_Prompt_. Would you retype all of these records exactly?

(Saved data entries)
──────

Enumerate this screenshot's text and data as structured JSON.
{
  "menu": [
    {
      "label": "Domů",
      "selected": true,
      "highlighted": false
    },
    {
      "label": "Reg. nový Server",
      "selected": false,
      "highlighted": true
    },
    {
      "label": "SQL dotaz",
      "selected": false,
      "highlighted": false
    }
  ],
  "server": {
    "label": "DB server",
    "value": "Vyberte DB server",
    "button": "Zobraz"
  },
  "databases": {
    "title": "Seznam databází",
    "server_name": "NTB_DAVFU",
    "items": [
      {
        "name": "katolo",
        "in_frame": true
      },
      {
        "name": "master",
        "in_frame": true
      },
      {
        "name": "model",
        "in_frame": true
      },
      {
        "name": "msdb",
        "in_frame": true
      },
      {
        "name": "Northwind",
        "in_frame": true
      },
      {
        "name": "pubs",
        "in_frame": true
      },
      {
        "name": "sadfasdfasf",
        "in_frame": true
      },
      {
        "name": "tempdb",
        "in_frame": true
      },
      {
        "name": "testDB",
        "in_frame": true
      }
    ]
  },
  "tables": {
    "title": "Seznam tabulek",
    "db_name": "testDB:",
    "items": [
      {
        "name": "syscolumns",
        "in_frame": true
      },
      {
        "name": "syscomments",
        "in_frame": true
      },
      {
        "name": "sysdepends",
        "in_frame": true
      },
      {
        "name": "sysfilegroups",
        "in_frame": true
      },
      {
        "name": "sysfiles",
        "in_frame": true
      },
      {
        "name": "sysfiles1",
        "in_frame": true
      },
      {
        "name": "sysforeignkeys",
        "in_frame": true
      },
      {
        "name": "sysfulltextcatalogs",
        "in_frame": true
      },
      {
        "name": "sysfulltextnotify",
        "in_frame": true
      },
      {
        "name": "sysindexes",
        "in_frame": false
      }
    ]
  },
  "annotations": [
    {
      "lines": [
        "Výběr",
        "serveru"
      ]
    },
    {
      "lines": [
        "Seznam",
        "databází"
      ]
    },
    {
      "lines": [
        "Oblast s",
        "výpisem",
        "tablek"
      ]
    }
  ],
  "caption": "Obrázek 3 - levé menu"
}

──────

_Full response_.
Enumerate this screenshot's text and data as structured JSON.
{
  "menu": [
    {
      "label": "Domů",
      "selected": true,
      "highlighted": false
    },
    {
      "label": "Reg. nový Server",
      "selected": false,
      "highlighted": true
    },
    {
      "label": "SQL dotaz",
      "selected": false,
      "highlighted": false
    }
  ],
  "server": {
    "label": "DB server",
    "value": "Vyberte DB server",
    "button": "Zobraz"
  },
  "databases": {
    "title": "Seznam databází",
    "server_name": "NTB_DAVFU",
    "items": [
      {
        "name": "katolo",
        "in_frame": true
      },
      {
        "name": "master",
        "in_frame": true
      },
      {
        "name": "model",
        "in_frame": true
      },
      {
        "name": "msdb",
        "in_frame": true
      },
      {
        "name": "Northwind",
        "in_frame": true
      },
      {
        "name": "pubs",
        "in_frame": true
      },
      {
        "name": "sadfasdfasf",
        "in_frame": true
      },
      {
        "name": "tempdb",
        "in_frame": true
      },
      {
        "name": "testDB",
        "in_frame": true
      }
    ]
  },
  "tables": {
    "title": "Seznam tabulek",
    "db_name": "testDB:",
    "items": [
      {
        "name": "syscolumns",
        "in_frame": true
      },
      {
        "name": "syscomments",
        "in_frame": true
      },
      {
        "name": "sysdepends",
        "in_frame": true
      },
      {
        "name": "sysfilegroups",
        "in_frame": true
      },
      {
        "name": "sysfiles",
        "in_frame": true
      },
      {
        "name": "sysfiles1",
        "in_frame": true
      },
      {
        "name": "sysforeignkeys",
        "in_frame": true
      },
      {
        "name": "sysfulltextcatalogs",
        "in_frame": true
      },
      {
        "name": "sysfulltextnotify",
        "in_frame": true
      },
      {
        "name": "sysindexes",
        "in_frame": false
      }
    ]
  },
  "annotations": [
    {
      "lines": [
        "Výběr",
        "serveru"
      ]
    },
    {
      "lines": [
        "Seznam",
        "databází"
      ]
    },
    {
      "lines": [
        "Oblast s",
        "výpisem",
        "tablek"
      ]
    }
  ],
  "caption": "Obrázek 3 - levé menu"
}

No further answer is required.